[Stored dataset items]
──────────

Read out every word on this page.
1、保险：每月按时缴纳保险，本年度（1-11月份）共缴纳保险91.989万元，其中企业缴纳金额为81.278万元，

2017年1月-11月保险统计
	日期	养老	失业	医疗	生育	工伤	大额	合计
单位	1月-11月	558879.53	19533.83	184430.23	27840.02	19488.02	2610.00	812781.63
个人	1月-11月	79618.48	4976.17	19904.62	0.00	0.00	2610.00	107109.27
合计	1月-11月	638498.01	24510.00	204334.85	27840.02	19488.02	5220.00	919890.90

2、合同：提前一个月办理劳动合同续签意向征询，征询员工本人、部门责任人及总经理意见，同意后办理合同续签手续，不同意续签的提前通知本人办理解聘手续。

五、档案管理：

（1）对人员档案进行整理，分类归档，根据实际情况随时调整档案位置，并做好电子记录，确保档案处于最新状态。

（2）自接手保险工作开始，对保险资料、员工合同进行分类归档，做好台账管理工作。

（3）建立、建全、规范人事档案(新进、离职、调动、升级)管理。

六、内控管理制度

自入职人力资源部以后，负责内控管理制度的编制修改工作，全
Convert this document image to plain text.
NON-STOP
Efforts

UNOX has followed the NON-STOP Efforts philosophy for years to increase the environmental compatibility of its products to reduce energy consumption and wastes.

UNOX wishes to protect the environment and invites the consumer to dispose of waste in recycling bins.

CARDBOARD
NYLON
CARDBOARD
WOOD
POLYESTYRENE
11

──────────

[Aim]
Check each line above for the string "this", then copy the ones that have it.

[The solution]
Read out every word on this page.
Convert this document image to plain text.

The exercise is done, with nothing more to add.